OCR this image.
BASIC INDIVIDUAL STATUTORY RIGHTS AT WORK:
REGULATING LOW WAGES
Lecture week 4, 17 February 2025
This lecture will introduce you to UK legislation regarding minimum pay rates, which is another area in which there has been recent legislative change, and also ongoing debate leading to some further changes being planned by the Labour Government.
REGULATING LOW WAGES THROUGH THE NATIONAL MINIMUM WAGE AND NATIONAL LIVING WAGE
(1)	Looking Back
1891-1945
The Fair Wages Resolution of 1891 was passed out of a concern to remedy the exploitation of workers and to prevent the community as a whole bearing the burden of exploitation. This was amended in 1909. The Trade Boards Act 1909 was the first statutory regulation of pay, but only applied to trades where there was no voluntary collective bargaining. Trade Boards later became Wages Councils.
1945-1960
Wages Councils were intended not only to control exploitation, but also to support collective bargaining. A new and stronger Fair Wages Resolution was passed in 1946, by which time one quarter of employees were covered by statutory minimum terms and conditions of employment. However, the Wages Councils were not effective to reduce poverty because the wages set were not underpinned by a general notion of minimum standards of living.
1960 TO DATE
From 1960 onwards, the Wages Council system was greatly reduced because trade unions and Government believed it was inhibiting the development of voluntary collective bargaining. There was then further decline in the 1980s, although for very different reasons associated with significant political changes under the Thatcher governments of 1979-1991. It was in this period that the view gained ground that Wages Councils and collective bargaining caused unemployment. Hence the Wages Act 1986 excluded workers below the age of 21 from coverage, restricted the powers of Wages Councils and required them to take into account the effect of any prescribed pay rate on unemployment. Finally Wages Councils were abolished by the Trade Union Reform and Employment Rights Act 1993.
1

--

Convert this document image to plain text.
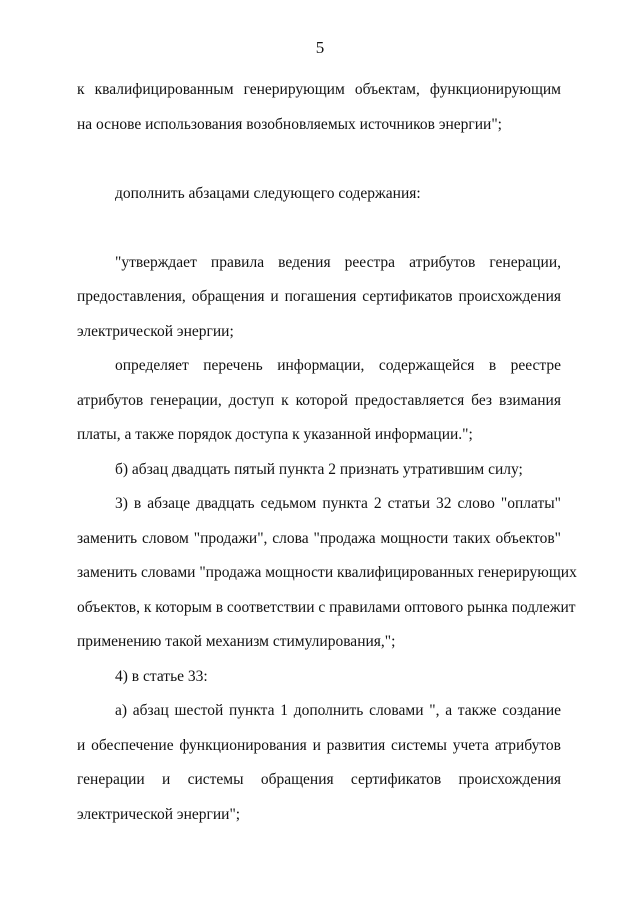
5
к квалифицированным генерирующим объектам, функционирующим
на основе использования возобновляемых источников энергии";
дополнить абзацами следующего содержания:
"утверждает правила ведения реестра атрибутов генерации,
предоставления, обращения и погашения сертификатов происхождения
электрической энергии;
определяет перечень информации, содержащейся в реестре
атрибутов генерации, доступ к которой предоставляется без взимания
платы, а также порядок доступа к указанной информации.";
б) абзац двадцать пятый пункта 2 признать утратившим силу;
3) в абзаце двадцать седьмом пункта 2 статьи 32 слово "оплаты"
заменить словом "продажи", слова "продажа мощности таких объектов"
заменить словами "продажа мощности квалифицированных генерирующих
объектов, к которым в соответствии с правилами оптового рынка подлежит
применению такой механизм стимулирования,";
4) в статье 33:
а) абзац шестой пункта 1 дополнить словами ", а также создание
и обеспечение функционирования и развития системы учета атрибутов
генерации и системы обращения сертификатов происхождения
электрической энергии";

...

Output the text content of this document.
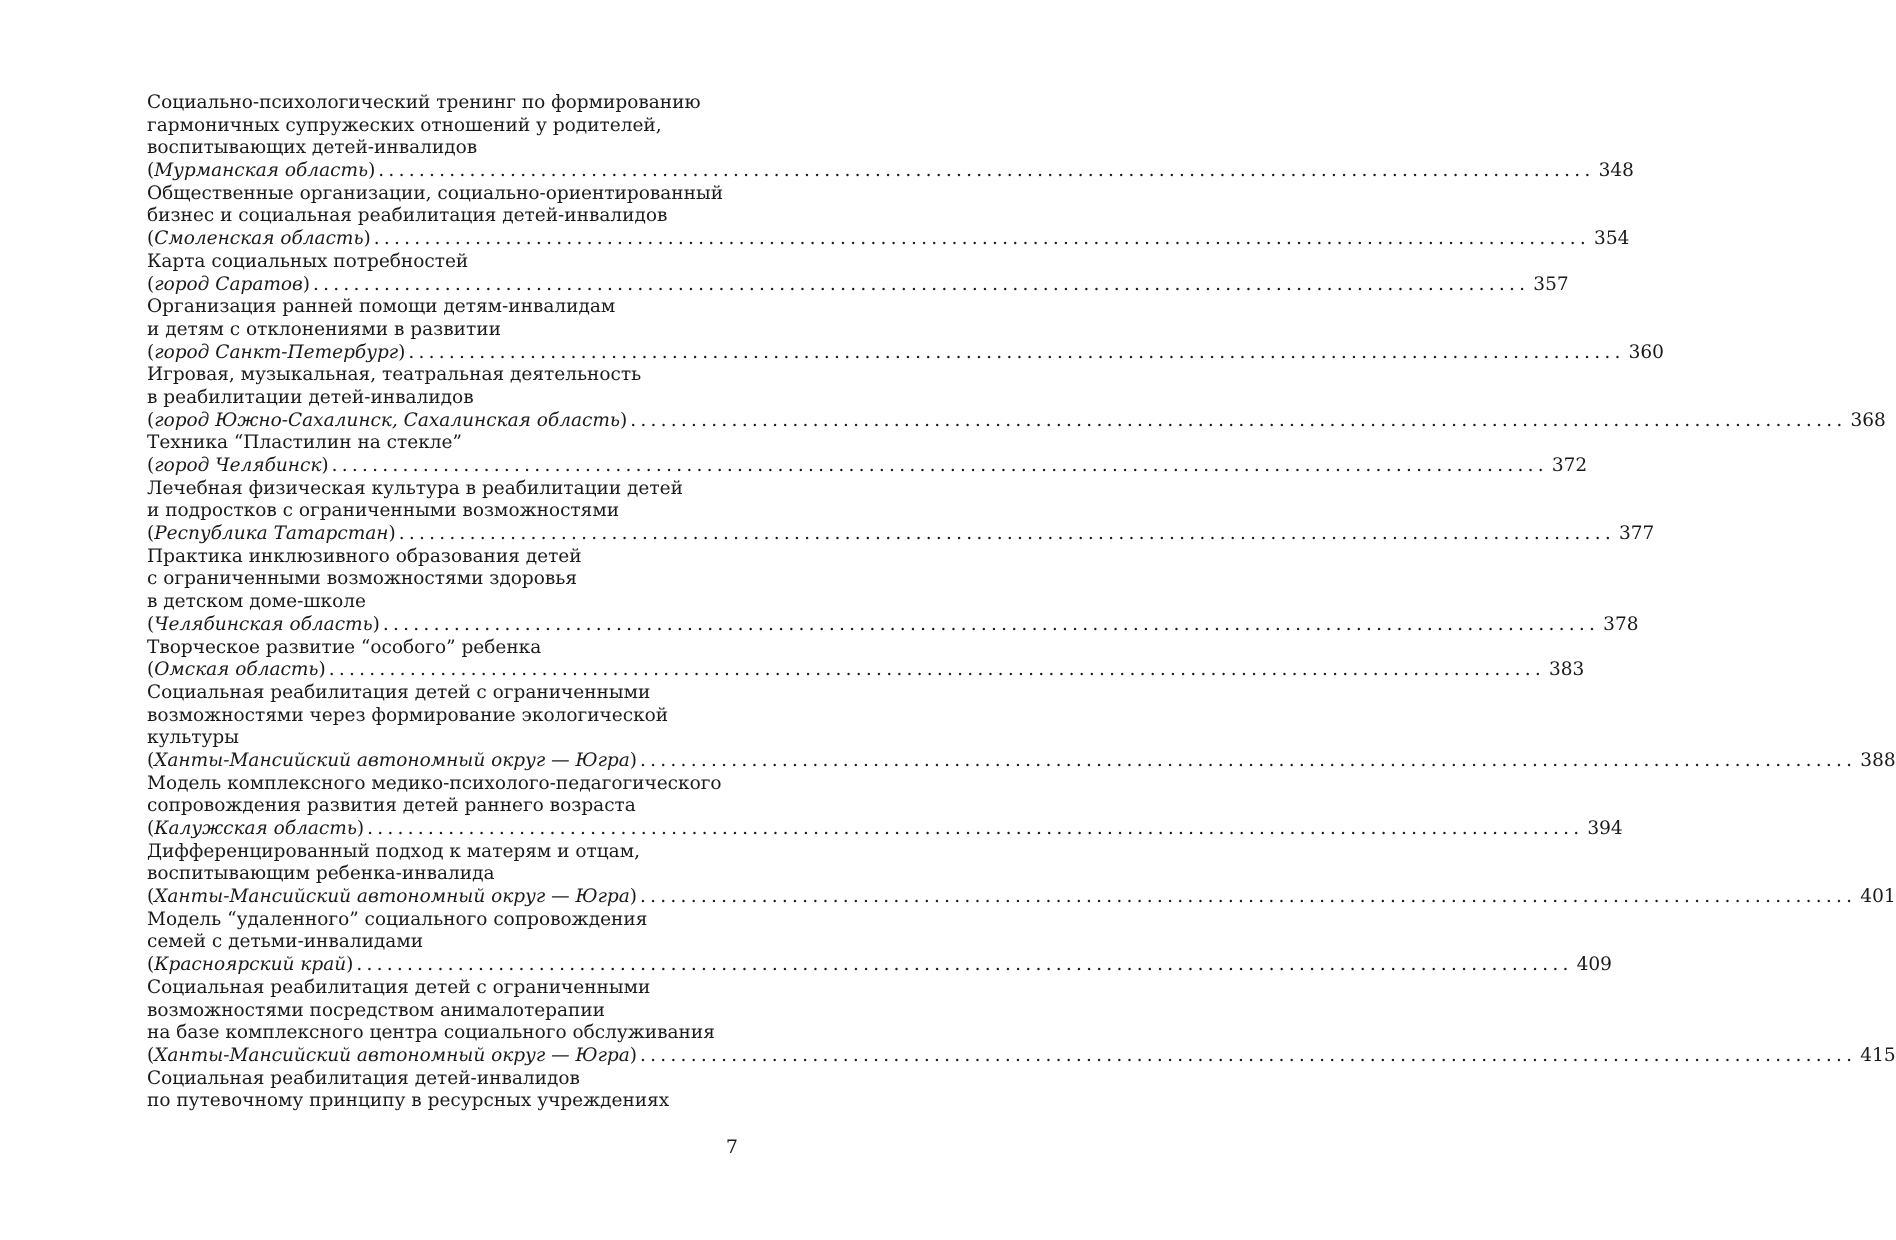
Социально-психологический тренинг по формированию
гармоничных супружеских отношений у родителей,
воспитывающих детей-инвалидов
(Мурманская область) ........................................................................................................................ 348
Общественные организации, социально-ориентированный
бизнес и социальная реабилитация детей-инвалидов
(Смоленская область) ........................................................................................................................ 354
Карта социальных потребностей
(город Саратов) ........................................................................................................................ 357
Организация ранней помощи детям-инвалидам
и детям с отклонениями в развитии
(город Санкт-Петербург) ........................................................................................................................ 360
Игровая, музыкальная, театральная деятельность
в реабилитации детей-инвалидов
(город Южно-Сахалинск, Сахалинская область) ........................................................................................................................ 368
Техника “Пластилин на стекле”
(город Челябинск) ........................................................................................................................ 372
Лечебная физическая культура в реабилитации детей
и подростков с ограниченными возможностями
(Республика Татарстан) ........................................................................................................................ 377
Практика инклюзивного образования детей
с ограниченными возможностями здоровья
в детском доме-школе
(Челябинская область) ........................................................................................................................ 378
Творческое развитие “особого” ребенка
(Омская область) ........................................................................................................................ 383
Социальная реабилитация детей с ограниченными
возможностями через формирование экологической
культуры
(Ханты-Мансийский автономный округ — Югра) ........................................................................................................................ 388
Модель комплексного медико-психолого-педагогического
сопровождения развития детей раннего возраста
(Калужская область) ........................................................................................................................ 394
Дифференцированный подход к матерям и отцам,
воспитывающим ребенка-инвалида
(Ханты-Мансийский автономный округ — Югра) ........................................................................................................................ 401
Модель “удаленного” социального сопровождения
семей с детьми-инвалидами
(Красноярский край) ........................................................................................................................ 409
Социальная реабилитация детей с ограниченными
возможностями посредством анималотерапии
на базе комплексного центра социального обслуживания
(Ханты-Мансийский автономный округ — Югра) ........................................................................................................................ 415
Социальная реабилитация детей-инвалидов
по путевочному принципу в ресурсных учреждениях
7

Request. Search the preceding listing for "voluntary" and extract every line where it is found.

Expected output.
The Fair Wages Resolution of 1891 was passed out of a concern to remedy the exploitation of workers and to prevent the community as a whole bearing the burden of exploitation. This was amended in 1909. The Trade Boards Act 1909 was the first statutory regulation of pay, but only applied to trades where there was no voluntary collective bargaining. Trade Boards later became Wages Councils.
From 1960 onwards, the Wages Council system was greatly reduced because trade unions and Government believed it was inhibiting the development of voluntary collective bargaining. There was then further decline in the 1980s, although for very different reasons associated with significant political changes under the Thatcher governments of 1979-1991. It was in this period that the view gained ground that Wages Councils and collective bargaining caused unemployment. Hence the Wages Act 1986 excluded workers below the age of 21 from coverage, restricted the powers of Wages Councils and required them to take into account the effect of any prescribed pay rate on unemployment. Finally Wages Councils were abolished by the Trade Union Reform and Employment Rights Act 1993.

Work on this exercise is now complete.